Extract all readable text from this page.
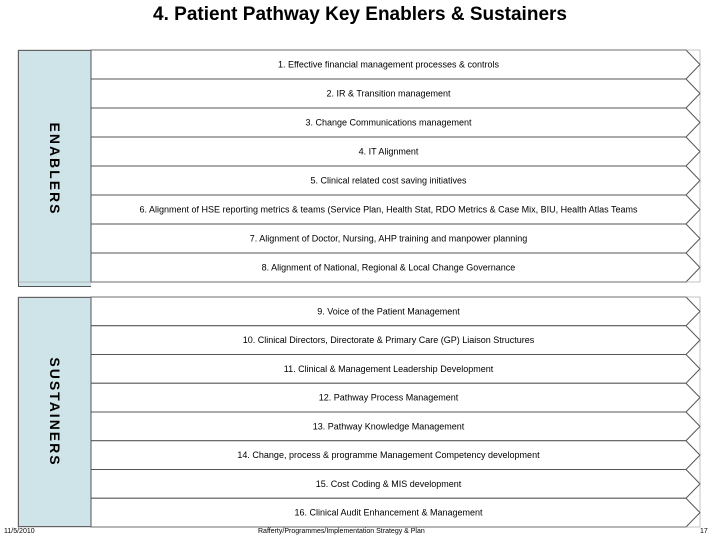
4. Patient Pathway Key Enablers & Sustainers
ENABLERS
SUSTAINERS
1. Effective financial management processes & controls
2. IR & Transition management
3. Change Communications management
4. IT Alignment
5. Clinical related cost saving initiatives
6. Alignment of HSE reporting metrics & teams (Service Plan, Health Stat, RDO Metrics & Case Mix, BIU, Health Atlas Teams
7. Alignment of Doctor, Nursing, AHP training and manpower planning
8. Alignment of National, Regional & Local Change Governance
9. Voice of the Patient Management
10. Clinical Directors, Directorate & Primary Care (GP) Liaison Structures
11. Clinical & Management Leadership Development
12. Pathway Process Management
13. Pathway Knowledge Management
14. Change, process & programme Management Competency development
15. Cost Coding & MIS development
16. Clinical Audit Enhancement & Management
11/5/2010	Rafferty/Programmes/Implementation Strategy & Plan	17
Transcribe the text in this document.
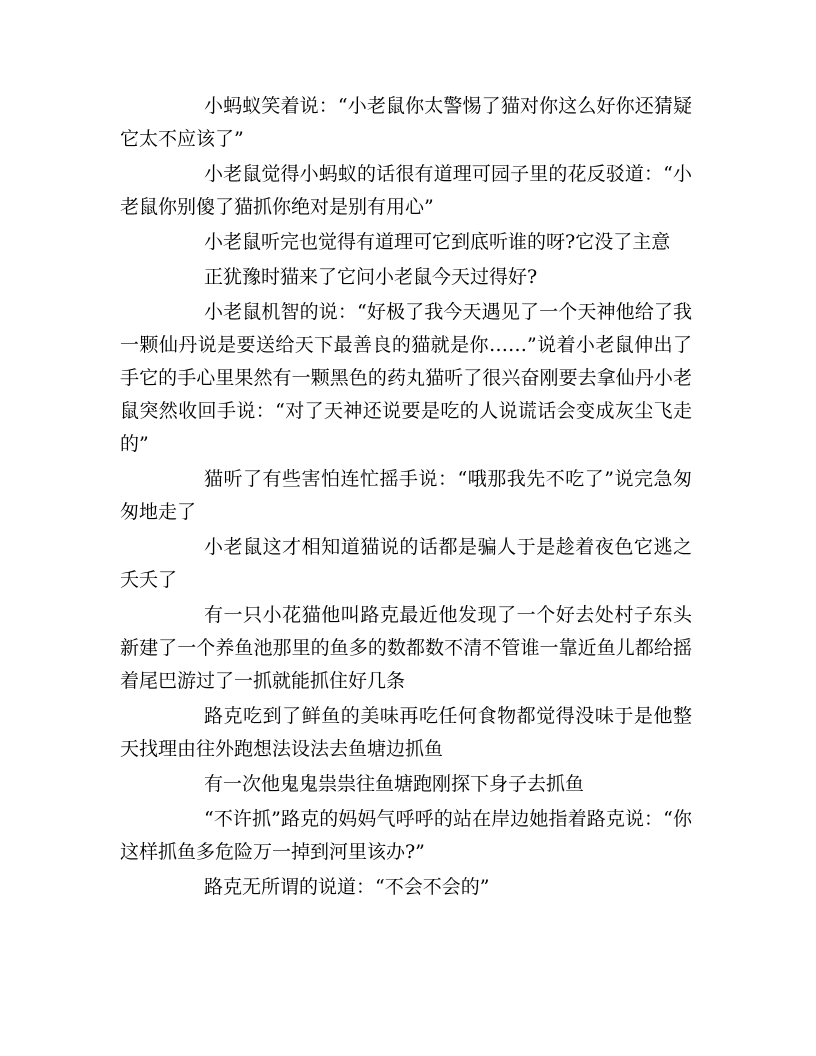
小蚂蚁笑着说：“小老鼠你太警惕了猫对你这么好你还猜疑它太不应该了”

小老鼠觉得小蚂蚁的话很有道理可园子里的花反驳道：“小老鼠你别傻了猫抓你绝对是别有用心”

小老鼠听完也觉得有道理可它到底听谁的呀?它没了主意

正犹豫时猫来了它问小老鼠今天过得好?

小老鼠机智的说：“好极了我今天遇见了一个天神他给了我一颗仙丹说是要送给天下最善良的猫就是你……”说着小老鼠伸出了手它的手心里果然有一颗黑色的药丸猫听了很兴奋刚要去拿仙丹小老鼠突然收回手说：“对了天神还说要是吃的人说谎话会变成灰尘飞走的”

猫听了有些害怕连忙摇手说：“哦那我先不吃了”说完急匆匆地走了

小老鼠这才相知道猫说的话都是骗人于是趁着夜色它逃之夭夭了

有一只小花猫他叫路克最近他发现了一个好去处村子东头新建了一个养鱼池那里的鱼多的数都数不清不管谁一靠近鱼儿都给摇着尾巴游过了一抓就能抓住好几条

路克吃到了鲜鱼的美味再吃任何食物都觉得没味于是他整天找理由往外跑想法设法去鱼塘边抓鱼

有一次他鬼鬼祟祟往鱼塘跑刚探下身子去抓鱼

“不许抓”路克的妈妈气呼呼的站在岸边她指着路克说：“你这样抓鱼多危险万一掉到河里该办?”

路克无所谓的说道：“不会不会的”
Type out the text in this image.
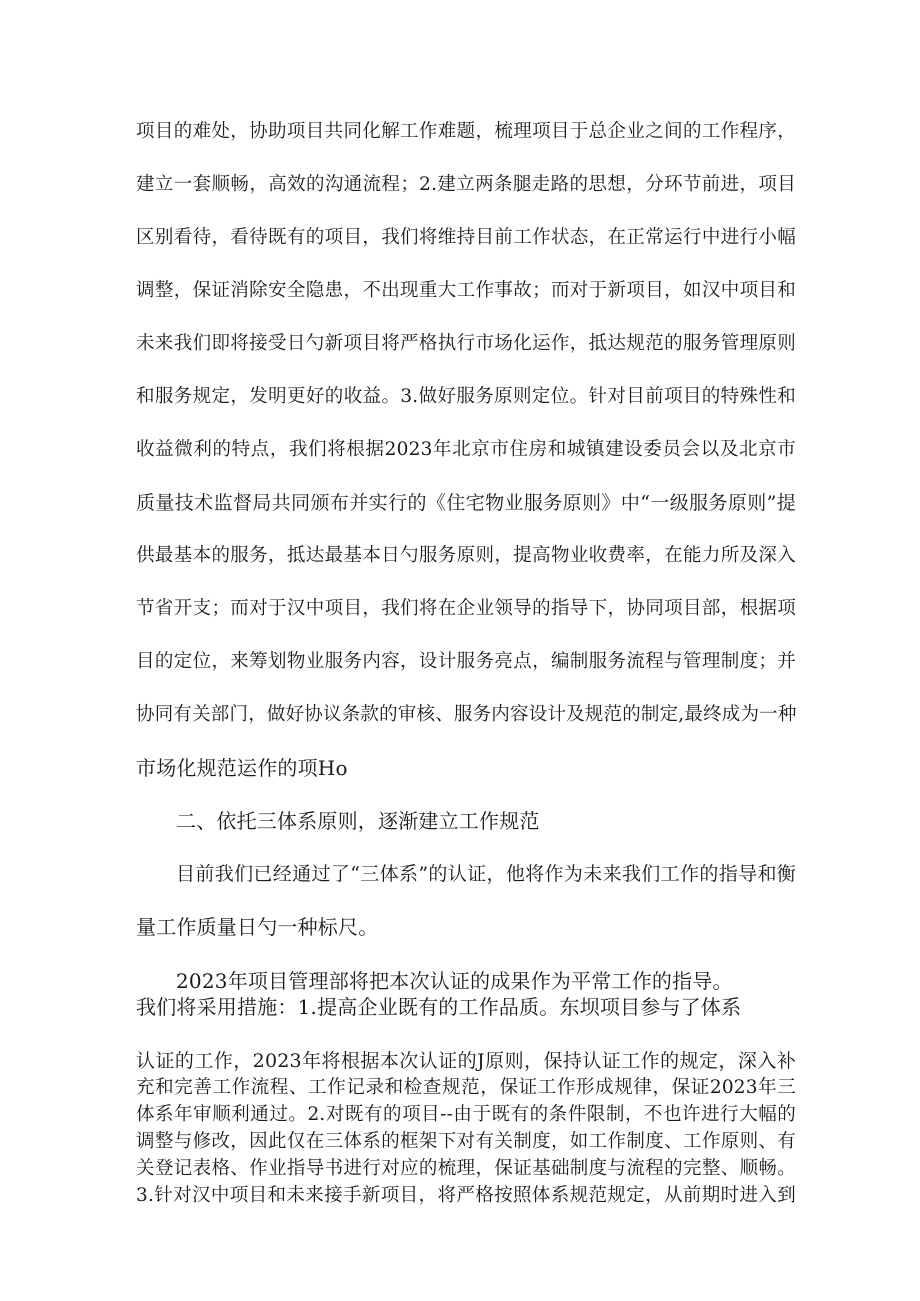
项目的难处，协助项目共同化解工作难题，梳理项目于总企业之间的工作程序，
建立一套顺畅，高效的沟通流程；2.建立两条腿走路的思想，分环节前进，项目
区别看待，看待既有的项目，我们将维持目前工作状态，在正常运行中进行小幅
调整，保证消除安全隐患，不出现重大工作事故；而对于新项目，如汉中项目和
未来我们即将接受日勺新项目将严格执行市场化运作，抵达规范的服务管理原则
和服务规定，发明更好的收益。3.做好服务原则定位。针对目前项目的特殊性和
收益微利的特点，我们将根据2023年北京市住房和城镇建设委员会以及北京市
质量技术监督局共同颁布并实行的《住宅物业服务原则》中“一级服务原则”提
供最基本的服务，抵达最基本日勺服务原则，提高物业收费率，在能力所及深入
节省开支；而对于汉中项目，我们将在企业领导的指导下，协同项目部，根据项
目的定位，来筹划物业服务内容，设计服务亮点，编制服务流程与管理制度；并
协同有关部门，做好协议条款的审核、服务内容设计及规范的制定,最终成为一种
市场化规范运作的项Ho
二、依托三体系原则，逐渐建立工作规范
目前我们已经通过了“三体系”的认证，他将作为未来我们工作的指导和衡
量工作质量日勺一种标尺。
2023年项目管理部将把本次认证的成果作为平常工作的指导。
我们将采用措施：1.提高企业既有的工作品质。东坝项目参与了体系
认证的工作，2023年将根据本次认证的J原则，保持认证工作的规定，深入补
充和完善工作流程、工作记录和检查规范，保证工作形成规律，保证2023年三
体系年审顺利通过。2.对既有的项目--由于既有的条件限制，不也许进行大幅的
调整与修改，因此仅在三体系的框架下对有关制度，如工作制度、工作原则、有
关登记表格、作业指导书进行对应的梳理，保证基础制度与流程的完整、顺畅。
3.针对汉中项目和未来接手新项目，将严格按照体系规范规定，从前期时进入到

◆ ◆ ◆ ◆ ◆

◆ **OBJECTIVE**
Return all lines with the word "Alignment" in them.

◆ **ANSWER TO THIS PROBLEM**
4. IT Alignment
6. Alignment of HSE reporting metrics & teams (Service Plan, Health Stat, RDO Metrics & Case Mix, BIU, Health Atlas Teams
7. Alignment of Doctor, Nursing, AHP training and manpower planning
8. Alignment of National, Regional & Local Change Governance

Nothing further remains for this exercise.